Figure collection entries

---

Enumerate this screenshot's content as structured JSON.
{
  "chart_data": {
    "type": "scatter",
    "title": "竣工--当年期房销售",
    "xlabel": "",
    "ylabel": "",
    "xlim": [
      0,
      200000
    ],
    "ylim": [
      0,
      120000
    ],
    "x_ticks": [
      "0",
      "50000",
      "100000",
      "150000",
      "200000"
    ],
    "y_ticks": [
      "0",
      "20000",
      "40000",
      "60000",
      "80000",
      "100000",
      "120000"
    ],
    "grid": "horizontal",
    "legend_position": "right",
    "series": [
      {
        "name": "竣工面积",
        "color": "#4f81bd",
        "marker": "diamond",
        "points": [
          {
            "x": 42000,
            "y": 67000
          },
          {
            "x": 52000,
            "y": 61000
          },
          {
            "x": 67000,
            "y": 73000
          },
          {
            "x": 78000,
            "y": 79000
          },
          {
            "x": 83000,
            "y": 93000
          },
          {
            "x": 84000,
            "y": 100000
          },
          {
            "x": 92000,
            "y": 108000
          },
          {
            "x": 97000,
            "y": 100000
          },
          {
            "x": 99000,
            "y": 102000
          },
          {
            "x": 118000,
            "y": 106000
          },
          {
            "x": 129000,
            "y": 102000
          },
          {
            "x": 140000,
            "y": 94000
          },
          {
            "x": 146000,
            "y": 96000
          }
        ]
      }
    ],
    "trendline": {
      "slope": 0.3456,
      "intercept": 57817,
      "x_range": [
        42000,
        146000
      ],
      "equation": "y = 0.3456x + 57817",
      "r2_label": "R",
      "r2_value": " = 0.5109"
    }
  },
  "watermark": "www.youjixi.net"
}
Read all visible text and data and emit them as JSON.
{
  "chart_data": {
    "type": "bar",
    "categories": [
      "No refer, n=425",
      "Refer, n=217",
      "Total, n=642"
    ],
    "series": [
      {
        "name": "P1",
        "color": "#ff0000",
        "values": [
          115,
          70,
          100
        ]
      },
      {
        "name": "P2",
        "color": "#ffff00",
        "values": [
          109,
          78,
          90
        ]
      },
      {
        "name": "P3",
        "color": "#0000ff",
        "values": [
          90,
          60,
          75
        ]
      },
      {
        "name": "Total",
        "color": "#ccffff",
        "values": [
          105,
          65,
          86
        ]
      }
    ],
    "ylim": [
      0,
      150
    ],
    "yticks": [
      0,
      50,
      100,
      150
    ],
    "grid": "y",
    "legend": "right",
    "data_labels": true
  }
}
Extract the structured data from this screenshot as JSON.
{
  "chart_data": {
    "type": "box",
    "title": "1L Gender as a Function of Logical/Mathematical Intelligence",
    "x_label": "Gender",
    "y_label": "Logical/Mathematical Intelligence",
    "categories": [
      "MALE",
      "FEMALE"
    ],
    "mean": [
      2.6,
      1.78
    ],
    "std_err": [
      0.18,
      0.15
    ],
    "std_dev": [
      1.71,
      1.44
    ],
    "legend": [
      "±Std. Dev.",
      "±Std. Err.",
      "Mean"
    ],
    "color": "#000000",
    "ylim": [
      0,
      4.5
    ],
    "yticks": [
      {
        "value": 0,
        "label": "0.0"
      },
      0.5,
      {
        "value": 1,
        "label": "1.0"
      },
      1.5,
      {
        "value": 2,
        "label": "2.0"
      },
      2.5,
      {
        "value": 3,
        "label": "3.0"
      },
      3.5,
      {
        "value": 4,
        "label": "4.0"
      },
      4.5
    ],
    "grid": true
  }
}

---

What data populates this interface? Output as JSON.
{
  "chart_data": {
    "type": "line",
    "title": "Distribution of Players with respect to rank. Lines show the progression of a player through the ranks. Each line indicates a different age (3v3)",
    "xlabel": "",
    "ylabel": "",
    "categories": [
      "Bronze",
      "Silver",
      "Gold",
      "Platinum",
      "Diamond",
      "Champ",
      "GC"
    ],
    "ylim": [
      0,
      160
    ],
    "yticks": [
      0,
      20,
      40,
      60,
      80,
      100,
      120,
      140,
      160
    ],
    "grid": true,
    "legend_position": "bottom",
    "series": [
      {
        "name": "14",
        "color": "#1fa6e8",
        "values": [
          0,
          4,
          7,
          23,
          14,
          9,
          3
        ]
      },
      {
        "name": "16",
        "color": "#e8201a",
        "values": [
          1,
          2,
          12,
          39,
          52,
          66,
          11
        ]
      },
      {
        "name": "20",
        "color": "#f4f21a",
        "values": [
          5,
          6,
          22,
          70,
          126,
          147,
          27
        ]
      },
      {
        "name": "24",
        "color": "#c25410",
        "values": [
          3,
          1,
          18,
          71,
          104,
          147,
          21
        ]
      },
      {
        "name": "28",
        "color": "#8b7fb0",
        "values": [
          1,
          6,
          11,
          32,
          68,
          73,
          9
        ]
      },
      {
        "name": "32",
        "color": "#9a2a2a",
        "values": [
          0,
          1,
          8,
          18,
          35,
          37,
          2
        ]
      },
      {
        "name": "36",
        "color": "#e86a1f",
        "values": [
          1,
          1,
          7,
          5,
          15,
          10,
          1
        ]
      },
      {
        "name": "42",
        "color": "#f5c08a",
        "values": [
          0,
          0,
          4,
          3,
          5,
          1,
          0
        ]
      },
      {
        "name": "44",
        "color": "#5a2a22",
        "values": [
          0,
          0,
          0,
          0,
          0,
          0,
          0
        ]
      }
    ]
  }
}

---

§ **Written exercise**: Across all the entries, count the lines that contain the word "title" and give the number by itself.

§ **Expected output**: 3